Raw records:
━━━━━━

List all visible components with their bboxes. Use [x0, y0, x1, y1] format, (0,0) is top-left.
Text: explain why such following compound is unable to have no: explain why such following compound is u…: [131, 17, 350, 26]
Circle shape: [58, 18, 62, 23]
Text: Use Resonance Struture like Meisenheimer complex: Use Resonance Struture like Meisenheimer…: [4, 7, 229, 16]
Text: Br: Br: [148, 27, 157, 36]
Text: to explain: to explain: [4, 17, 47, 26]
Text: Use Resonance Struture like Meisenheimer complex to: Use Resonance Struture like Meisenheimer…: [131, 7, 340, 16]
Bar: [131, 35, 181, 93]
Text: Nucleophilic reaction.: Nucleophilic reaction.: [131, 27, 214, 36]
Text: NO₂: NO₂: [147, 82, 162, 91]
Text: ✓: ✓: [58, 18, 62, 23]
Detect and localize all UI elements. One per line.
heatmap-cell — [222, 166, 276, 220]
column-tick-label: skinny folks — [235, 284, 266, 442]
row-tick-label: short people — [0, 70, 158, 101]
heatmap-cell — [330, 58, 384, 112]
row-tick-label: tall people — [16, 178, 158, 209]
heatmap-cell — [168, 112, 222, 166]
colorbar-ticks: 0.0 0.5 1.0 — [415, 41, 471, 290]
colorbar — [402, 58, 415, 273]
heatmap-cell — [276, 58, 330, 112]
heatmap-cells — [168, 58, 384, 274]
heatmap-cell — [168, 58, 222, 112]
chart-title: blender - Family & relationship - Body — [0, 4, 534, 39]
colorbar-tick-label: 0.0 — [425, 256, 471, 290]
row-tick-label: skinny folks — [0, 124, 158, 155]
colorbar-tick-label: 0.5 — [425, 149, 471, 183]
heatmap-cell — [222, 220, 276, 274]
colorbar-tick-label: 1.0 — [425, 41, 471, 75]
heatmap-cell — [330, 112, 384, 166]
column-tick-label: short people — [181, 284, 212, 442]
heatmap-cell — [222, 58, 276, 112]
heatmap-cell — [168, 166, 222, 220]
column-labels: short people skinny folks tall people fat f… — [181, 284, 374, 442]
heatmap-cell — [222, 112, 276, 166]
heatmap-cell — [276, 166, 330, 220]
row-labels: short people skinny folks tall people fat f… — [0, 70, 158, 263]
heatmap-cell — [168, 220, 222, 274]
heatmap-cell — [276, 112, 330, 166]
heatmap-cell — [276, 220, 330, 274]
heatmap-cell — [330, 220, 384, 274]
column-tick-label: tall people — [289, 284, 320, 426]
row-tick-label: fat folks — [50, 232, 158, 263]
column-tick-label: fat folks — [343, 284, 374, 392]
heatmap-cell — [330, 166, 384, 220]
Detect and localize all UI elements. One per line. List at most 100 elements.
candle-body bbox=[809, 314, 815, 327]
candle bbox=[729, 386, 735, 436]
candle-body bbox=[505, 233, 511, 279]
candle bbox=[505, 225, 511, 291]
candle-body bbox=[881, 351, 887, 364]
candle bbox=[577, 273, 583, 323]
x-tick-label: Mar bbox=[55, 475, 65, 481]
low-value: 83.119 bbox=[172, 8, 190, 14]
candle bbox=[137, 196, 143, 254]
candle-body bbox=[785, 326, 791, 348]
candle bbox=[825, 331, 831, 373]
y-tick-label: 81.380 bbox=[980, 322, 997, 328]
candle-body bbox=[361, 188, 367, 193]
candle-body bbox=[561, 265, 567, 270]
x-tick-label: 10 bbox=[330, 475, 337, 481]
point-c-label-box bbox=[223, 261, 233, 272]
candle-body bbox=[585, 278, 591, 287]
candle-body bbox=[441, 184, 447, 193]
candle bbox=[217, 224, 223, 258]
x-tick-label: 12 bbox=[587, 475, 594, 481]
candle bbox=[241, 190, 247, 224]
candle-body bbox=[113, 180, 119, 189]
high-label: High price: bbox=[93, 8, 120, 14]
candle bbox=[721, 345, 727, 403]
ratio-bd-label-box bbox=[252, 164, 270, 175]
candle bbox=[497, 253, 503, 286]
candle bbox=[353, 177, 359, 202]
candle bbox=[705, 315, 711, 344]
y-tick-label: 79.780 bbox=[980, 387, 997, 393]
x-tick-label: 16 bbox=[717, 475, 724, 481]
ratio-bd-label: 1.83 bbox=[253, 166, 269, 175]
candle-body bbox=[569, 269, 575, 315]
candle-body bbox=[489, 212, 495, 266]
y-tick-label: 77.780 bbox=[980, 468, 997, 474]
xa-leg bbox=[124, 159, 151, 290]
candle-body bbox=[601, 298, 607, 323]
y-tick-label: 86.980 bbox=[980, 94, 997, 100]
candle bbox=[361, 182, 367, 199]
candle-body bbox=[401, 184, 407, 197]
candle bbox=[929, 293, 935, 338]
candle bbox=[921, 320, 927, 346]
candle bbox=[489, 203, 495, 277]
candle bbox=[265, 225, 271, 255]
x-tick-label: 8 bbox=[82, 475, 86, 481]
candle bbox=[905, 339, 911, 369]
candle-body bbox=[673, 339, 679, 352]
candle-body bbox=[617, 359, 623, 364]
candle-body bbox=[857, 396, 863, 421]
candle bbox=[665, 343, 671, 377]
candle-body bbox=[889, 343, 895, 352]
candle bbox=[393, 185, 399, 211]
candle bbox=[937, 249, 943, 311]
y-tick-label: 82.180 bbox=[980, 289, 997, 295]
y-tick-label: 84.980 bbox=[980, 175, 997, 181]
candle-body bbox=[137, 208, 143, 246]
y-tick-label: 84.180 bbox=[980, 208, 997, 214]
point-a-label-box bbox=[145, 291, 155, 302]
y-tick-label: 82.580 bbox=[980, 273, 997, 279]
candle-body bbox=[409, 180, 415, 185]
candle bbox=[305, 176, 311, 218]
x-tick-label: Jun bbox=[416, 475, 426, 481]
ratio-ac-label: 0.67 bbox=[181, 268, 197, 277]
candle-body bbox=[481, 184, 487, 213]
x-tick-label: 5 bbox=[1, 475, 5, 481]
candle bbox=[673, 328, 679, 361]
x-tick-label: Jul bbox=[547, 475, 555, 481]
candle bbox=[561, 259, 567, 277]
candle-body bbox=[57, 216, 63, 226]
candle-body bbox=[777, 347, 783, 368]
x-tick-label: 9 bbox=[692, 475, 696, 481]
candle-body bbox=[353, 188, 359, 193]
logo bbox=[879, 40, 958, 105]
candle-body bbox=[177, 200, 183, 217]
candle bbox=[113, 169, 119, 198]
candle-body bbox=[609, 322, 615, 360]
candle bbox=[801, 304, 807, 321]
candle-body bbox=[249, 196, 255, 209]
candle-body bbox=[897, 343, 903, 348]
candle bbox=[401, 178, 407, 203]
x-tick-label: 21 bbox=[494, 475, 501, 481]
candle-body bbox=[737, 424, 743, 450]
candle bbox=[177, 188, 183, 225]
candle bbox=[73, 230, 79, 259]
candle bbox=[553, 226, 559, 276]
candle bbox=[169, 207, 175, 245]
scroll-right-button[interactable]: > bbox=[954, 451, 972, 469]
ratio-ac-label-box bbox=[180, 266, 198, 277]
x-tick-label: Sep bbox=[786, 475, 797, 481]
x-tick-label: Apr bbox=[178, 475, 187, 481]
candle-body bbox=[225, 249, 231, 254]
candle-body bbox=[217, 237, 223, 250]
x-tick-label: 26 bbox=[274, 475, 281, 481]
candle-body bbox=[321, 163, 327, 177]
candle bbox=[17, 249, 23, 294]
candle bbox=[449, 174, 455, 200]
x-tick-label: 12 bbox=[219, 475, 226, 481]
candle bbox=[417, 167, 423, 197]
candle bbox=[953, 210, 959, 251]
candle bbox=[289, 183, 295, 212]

━━━━━━

Aim of the exercise:
Repeat every one of the lines above, word for word, with nothing changed.

Full answer:
List all visible components with their bboxes. Use [x0, y0, x1, y1] format, (0,0) is top-left.
Text: explain why such following compound is unable to have no: explain why such following compound is u…: [131, 17, 350, 26]
Circle shape: [58, 18, 62, 23]
Text: Use Resonance Struture like Meisenheimer complex: Use Resonance Struture like Meisenheimer…: [4, 7, 229, 16]
Text: Br: Br: [148, 27, 157, 36]
Text: to explain: to explain: [4, 17, 47, 26]
Text: Use Resonance Struture like Meisenheimer complex to: Use Resonance Struture like Meisenheimer…: [131, 7, 340, 16]
Bar: [131, 35, 181, 93]
Text: Nucleophilic reaction.: Nucleophilic reaction.: [131, 27, 214, 36]
Text: NO₂: NO₂: [147, 82, 162, 91]
Text: ✓: ✓: [58, 18, 62, 23]
Detect and localize all UI elements. One per line.
heatmap-cell — [222, 166, 276, 220]
column-tick-label: skinny folks — [235, 284, 266, 442]
row-tick-label: short people — [0, 70, 158, 101]
heatmap-cell — [330, 58, 384, 112]
row-tick-label: tall people — [16, 178, 158, 209]
heatmap-cell — [168, 112, 222, 166]
colorbar-ticks: 0.0 0.5 1.0 — [415, 41, 471, 290]
colorbar — [402, 58, 415, 273]
heatmap-cell — [276, 58, 330, 112]
heatmap-cells — [168, 58, 384, 274]
heatmap-cell — [168, 58, 222, 112]
chart-title: blender - Family & relationship - Body — [0, 4, 534, 39]
colorbar-tick-label: 0.0 — [425, 256, 471, 290]
row-tick-label: skinny folks — [0, 124, 158, 155]
colorbar-tick-label: 0.5 — [425, 149, 471, 183]
heatmap-cell — [222, 220, 276, 274]
colorbar-tick-label: 1.0 — [425, 41, 471, 75]
heatmap-cell — [330, 112, 384, 166]
column-tick-label: short people — [181, 284, 212, 442]
heatmap-cell — [222, 58, 276, 112]
heatmap-cell — [168, 166, 222, 220]
column-labels: short people skinny folks tall people fat f… — [181, 284, 374, 442]
heatmap-cell — [222, 112, 276, 166]
heatmap-cell — [276, 166, 330, 220]
row-labels: short people skinny folks tall people fat f… — [0, 70, 158, 263]
heatmap-cell — [168, 220, 222, 274]
heatmap-cell — [276, 112, 330, 166]
heatmap-cell — [276, 220, 330, 274]
heatmap-cell — [330, 220, 384, 274]
column-tick-label: tall people — [289, 284, 320, 426]
row-tick-label: fat folks — [50, 232, 158, 263]
column-tick-label: fat folks — [343, 284, 374, 392]
heatmap-cell — [330, 166, 384, 220]
Detect and localize all UI elements. One per line. List at most 100 elements.
candle-body bbox=[809, 314, 815, 327]
candle bbox=[729, 386, 735, 436]
candle-body bbox=[505, 233, 511, 279]
candle bbox=[505, 225, 511, 291]
candle-body bbox=[881, 351, 887, 364]
candle bbox=[577, 273, 583, 323]
x-tick-label: Mar bbox=[55, 475, 65, 481]
low-value: 83.119 bbox=[172, 8, 190, 14]
candle bbox=[137, 196, 143, 254]
candle-body bbox=[785, 326, 791, 348]
candle bbox=[825, 331, 831, 373]
y-tick-label: 81.380 bbox=[980, 322, 997, 328]
candle-body bbox=[361, 188, 367, 193]
candle-body bbox=[561, 265, 567, 270]
x-tick-label: 10 bbox=[330, 475, 337, 481]
point-c-label-box bbox=[223, 261, 233, 272]
candle-body bbox=[585, 278, 591, 287]
candle-body bbox=[441, 184, 447, 193]
candle bbox=[217, 224, 223, 258]
x-tick-label: 12 bbox=[587, 475, 594, 481]
candle bbox=[241, 190, 247, 224]
candle-body bbox=[113, 180, 119, 189]
high-label: High price: bbox=[93, 8, 120, 14]
candle bbox=[721, 345, 727, 403]
ratio-bd-label-box bbox=[252, 164, 270, 175]
candle bbox=[497, 253, 503, 286]
candle bbox=[353, 177, 359, 202]
candle bbox=[705, 315, 711, 344]
y-tick-label: 79.780 bbox=[980, 387, 997, 393]
x-tick-label: 16 bbox=[717, 475, 724, 481]
ratio-bd-label: 1.83 bbox=[253, 166, 269, 175]
candle-body bbox=[569, 269, 575, 315]
candle-body bbox=[489, 212, 495, 266]
y-tick-label: 77.780 bbox=[980, 468, 997, 474]
xa-leg bbox=[124, 159, 151, 290]
candle-body bbox=[601, 298, 607, 323]
y-tick-label: 86.980 bbox=[980, 94, 997, 100]
candle bbox=[361, 182, 367, 199]
candle-body bbox=[401, 184, 407, 197]
candle bbox=[929, 293, 935, 338]
candle bbox=[921, 320, 927, 346]
candle bbox=[489, 203, 495, 277]
candle bbox=[265, 225, 271, 255]
x-tick-label: 8 bbox=[82, 475, 86, 481]
candle bbox=[905, 339, 911, 369]
candle-body bbox=[673, 339, 679, 352]
candle-body bbox=[617, 359, 623, 364]
candle-body bbox=[857, 396, 863, 421]
candle bbox=[665, 343, 671, 377]
candle-body bbox=[889, 343, 895, 352]
candle bbox=[393, 185, 399, 211]
candle bbox=[937, 249, 943, 311]
y-tick-label: 82.180 bbox=[980, 289, 997, 295]
y-tick-label: 84.980 bbox=[980, 175, 997, 181]
candle-body bbox=[137, 208, 143, 246]
y-tick-label: 84.180 bbox=[980, 208, 997, 214]
point-a-label-box bbox=[145, 291, 155, 302]
y-tick-label: 82.580 bbox=[980, 273, 997, 279]
candle-body bbox=[409, 180, 415, 185]
candle bbox=[305, 176, 311, 218]
x-tick-label: Jun bbox=[416, 475, 426, 481]
ratio-ac-label: 0.67 bbox=[181, 268, 197, 277]
candle-body bbox=[481, 184, 487, 213]
x-tick-label: 5 bbox=[1, 475, 5, 481]
candle bbox=[673, 328, 679, 361]
x-tick-label: Jul bbox=[547, 475, 555, 481]
candle bbox=[561, 259, 567, 277]
candle-body bbox=[57, 216, 63, 226]
candle-body bbox=[777, 347, 783, 368]
x-tick-label: 9 bbox=[692, 475, 696, 481]
candle-body bbox=[353, 188, 359, 193]
logo bbox=[879, 40, 958, 105]
candle-body bbox=[177, 200, 183, 217]
candle bbox=[113, 169, 119, 198]
candle-body bbox=[609, 322, 615, 360]
candle bbox=[801, 304, 807, 321]
candle-body bbox=[249, 196, 255, 209]
candle-body bbox=[897, 343, 903, 348]
candle bbox=[401, 178, 407, 203]
x-tick-label: 21 bbox=[494, 475, 501, 481]
candle-body bbox=[737, 424, 743, 450]
candle bbox=[177, 188, 183, 225]
candle bbox=[73, 230, 79, 259]
candle bbox=[553, 226, 559, 276]
candle bbox=[169, 207, 175, 245]
scroll-right-button[interactable]: > bbox=[954, 451, 972, 469]
ratio-ac-label-box bbox=[180, 266, 198, 277]
x-tick-label: Sep bbox=[786, 475, 797, 481]
x-tick-label: Apr bbox=[178, 475, 187, 481]
candle-body bbox=[225, 249, 231, 254]
candle-body bbox=[217, 237, 223, 250]
x-tick-label: 26 bbox=[274, 475, 281, 481]
candle-body bbox=[321, 163, 327, 177]
candle bbox=[17, 249, 23, 294]
candle bbox=[449, 174, 455, 200]
x-tick-label: 12 bbox=[219, 475, 226, 481]
candle bbox=[417, 167, 423, 197]
candle bbox=[953, 210, 959, 251]
candle bbox=[289, 183, 295, 212]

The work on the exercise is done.